## start DATASET ENTRIES
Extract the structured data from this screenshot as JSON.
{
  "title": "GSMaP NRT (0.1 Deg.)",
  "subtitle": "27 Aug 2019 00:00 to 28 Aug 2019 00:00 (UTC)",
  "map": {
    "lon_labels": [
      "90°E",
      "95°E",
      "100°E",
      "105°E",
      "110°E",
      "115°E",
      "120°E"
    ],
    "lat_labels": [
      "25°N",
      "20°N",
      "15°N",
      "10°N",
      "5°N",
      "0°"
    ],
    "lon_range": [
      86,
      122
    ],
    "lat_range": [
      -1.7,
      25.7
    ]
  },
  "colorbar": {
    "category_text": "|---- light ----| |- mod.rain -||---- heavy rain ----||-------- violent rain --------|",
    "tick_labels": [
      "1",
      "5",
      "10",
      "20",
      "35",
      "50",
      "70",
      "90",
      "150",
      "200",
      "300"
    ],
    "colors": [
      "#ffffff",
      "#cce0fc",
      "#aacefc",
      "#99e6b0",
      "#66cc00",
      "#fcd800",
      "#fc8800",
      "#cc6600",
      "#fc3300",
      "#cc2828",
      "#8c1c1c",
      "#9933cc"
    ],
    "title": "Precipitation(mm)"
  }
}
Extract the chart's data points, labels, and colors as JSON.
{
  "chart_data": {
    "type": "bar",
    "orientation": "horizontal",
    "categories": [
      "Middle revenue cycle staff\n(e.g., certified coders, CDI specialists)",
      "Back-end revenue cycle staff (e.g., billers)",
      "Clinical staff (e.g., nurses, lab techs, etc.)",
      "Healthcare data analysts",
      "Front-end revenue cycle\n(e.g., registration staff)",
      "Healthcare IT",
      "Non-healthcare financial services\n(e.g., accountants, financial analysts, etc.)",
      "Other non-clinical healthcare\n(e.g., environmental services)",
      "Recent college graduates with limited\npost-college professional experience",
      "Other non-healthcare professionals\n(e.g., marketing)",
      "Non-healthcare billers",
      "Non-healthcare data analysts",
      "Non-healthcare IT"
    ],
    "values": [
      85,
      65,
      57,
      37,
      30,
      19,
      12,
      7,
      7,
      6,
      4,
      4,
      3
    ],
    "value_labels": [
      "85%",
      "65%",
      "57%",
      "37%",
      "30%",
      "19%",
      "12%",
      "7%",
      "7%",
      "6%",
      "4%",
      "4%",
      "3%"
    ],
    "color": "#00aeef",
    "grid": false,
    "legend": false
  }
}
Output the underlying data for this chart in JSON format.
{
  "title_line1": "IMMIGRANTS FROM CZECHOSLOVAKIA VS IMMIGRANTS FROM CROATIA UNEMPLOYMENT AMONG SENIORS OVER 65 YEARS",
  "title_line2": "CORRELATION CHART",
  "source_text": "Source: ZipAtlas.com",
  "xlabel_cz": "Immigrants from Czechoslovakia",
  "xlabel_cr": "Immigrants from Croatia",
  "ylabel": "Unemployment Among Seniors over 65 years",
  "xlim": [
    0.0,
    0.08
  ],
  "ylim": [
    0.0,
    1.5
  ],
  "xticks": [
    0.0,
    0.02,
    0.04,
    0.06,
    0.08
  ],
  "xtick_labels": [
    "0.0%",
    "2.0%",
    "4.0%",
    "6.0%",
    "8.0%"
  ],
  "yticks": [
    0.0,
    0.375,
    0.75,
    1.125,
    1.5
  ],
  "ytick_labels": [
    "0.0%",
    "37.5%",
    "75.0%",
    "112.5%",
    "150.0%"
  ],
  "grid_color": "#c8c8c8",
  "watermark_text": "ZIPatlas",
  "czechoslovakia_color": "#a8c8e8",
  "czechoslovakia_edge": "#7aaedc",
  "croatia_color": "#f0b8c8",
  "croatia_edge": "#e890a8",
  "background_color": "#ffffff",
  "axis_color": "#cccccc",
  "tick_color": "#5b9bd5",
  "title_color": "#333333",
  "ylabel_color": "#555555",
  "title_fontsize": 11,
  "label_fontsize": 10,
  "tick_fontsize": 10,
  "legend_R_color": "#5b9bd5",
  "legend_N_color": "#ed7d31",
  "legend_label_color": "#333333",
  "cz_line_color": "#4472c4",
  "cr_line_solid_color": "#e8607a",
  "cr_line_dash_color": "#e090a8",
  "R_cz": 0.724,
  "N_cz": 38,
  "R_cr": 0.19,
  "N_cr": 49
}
## end DATASET ENTRIES
CHALLENGE: Copy all the lines, exactly.

FINAL RESULT:
Extract the structured data from this screenshot as JSON.
{
  "title": "GSMaP NRT (0.1 Deg.)",
  "subtitle": "27 Aug 2019 00:00 to 28 Aug 2019 00:00 (UTC)",
  "map": {
    "lon_labels": [
      "90°E",
      "95°E",
      "100°E",
      "105°E",
      "110°E",
      "115°E",
      "120°E"
    ],
    "lat_labels": [
      "25°N",
      "20°N",
      "15°N",
      "10°N",
      "5°N",
      "0°"
    ],
    "lon_range": [
      86,
      122
    ],
    "lat_range": [
      -1.7,
      25.7
    ]
  },
  "colorbar": {
    "category_text": "|---- light ----| |- mod.rain -||---- heavy rain ----||-------- violent rain --------|",
    "tick_labels": [
      "1",
      "5",
      "10",
      "20",
      "35",
      "50",
      "70",
      "90",
      "150",
      "200",
      "300"
    ],
    "colors": [
      "#ffffff",
      "#cce0fc",
      "#aacefc",
      "#99e6b0",
      "#66cc00",
      "#fcd800",
      "#fc8800",
      "#cc6600",
      "#fc3300",
      "#cc2828",
      "#8c1c1c",
      "#9933cc"
    ],
    "title": "Precipitation(mm)"
  }
}
Extract the chart's data points, labels, and colors as JSON.
{
  "chart_data": {
    "type": "bar",
    "orientation": "horizontal",
    "categories": [
      "Middle revenue cycle staff\n(e.g., certified coders, CDI specialists)",
      "Back-end revenue cycle staff (e.g., billers)",
      "Clinical staff (e.g., nurses, lab techs, etc.)",
      "Healthcare data analysts",
      "Front-end revenue cycle\n(e.g., registration staff)",
      "Healthcare IT",
      "Non-healthcare financial services\n(e.g., accountants, financial analysts, etc.)",
      "Other non-clinical healthcare\n(e.g., environmental services)",
      "Recent college graduates with limited\npost-college professional experience",
      "Other non-healthcare professionals\n(e.g., marketing)",
      "Non-healthcare billers",
      "Non-healthcare data analysts",
      "Non-healthcare IT"
    ],
    "values": [
      85,
      65,
      57,
      37,
      30,
      19,
      12,
      7,
      7,
      6,
      4,
      4,
      3
    ],
    "value_labels": [
      "85%",
      "65%",
      "57%",
      "37%",
      "30%",
      "19%",
      "12%",
      "7%",
      "7%",
      "6%",
      "4%",
      "4%",
      "3%"
    ],
    "color": "#00aeef",
    "grid": false,
    "legend": false
  }
}
Output the underlying data for this chart in JSON format.
{
  "title_line1": "IMMIGRANTS FROM CZECHOSLOVAKIA VS IMMIGRANTS FROM CROATIA UNEMPLOYMENT AMONG SENIORS OVER 65 YEARS",
  "title_line2": "CORRELATION CHART",
  "source_text": "Source: ZipAtlas.com",
  "xlabel_cz": "Immigrants from Czechoslovakia",
  "xlabel_cr": "Immigrants from Croatia",
  "ylabel": "Unemployment Among Seniors over 65 years",
  "xlim": [
    0.0,
    0.08
  ],
  "ylim": [
    0.0,
    1.5
  ],
  "xticks": [
    0.0,
    0.02,
    0.04,
    0.06,
    0.08
  ],
  "xtick_labels": [
    "0.0%",
    "2.0%",
    "4.0%",
    "6.0%",
    "8.0%"
  ],
  "yticks": [
    0.0,
    0.375,
    0.75,
    1.125,
    1.5
  ],
  "ytick_labels": [
    "0.0%",
    "37.5%",
    "75.0%",
    "112.5%",
    "150.0%"
  ],
  "grid_color": "#c8c8c8",
  "watermark_text": "ZIPatlas",
  "czechoslovakia_color": "#a8c8e8",
  "czechoslovakia_edge": "#7aaedc",
  "croatia_color": "#f0b8c8",
  "croatia_edge": "#e890a8",
  "background_color": "#ffffff",
  "axis_color": "#cccccc",
  "tick_color": "#5b9bd5",
  "title_color": "#333333",
  "ylabel_color": "#555555",
  "title_fontsize": 11,
  "label_fontsize": 10,
  "tick_fontsize": 10,
  "legend_R_color": "#5b9bd5",
  "legend_N_color": "#ed7d31",
  "legend_label_color": "#333333",
  "cz_line_color": "#4472c4",
  "cr_line_solid_color": "#e8607a",
  "cr_line_dash_color": "#e090a8",
  "R_cz": 0.724,
  "N_cz": 38,
  "R_cr": 0.19,
  "N_cr": 49
}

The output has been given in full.